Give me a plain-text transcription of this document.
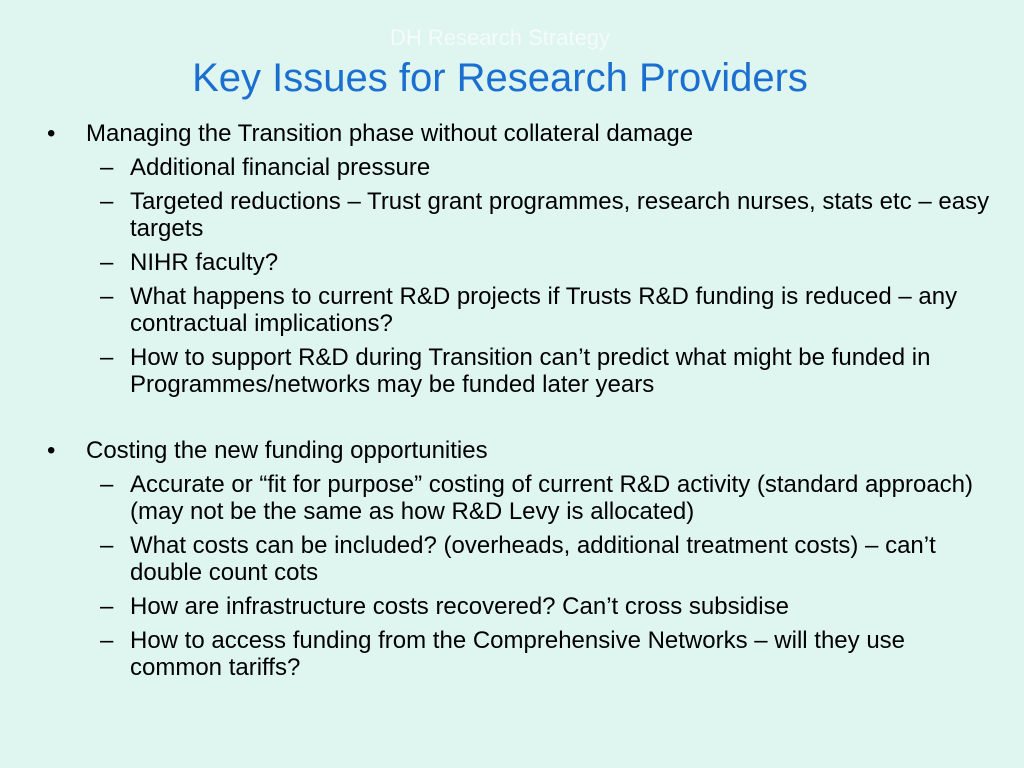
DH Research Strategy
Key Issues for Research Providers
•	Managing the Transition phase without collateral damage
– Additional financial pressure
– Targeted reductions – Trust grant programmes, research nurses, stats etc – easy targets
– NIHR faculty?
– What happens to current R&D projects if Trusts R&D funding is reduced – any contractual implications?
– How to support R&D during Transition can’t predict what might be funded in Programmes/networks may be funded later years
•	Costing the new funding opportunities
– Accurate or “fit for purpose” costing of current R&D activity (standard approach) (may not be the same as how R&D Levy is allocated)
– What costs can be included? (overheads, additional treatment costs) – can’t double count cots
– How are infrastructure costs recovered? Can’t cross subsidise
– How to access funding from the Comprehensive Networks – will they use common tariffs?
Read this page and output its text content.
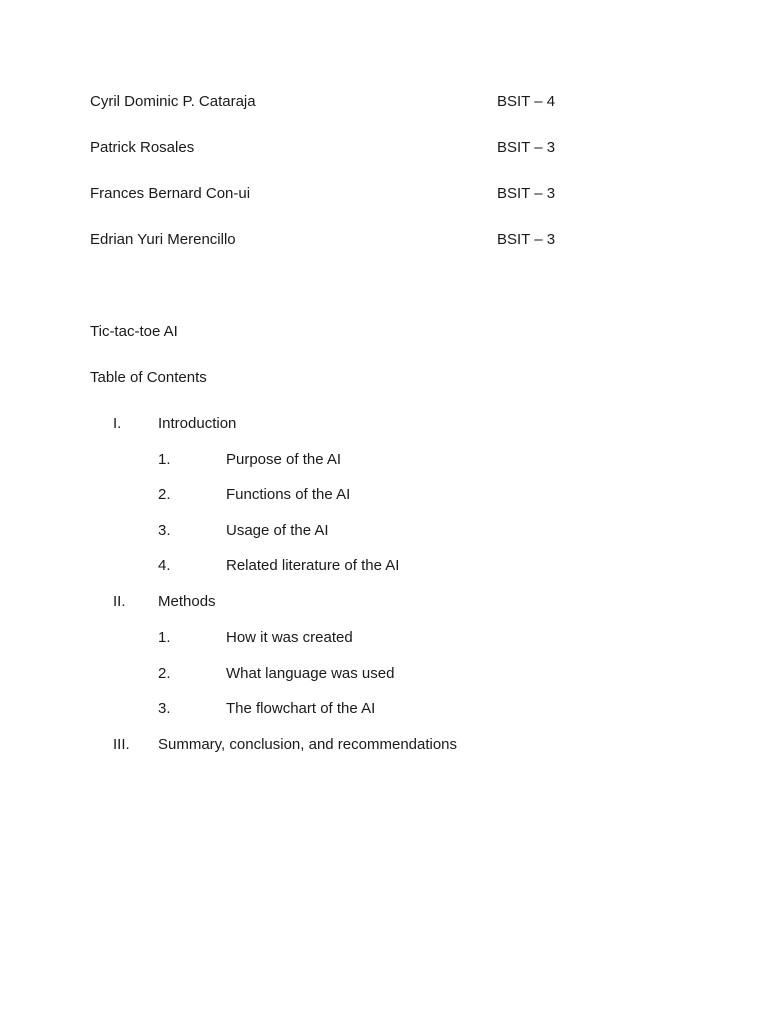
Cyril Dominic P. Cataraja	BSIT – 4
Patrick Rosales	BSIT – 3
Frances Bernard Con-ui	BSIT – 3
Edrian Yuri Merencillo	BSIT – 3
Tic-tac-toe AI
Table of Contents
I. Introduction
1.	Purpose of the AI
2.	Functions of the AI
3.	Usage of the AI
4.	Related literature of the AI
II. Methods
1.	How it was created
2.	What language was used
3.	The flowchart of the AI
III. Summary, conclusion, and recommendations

WORK TO BE COMPLETED: Your task is an exact transcription of all the data, minus the pictures.

WORKED ANSWER:
Give me a plain-text transcription of this document.
DH Research Strategy
Key Issues for Research Providers
•	Managing the Transition phase without collateral damage
– Additional financial pressure
– Targeted reductions – Trust grant programmes, research nurses, stats etc – easy targets
– NIHR faculty?
– What happens to current R&D projects if Trusts R&D funding is reduced – any contractual implications?
– How to support R&D during Transition can’t predict what might be funded in Programmes/networks may be funded later years
•	Costing the new funding opportunities
– Accurate or “fit for purpose” costing of current R&D activity (standard approach) (may not be the same as how R&D Levy is allocated)
– What costs can be included? (overheads, additional treatment costs) – can’t double count cots
– How are infrastructure costs recovered? Can’t cross subsidise
– How to access funding from the Comprehensive Networks – will they use common tariffs?
Read this page and output its text content.
Cyril Dominic P. Cataraja	BSIT – 4
Patrick Rosales	BSIT – 3
Frances Bernard Con-ui	BSIT – 3
Edrian Yuri Merencillo	BSIT – 3
Tic-tac-toe AI
Table of Contents
I. Introduction
1.	Purpose of the AI
2.	Functions of the AI
3.	Usage of the AI
4.	Related literature of the AI
II. Methods
1.	How it was created
2.	What language was used
3.	The flowchart of the AI
III. Summary, conclusion, and recommendations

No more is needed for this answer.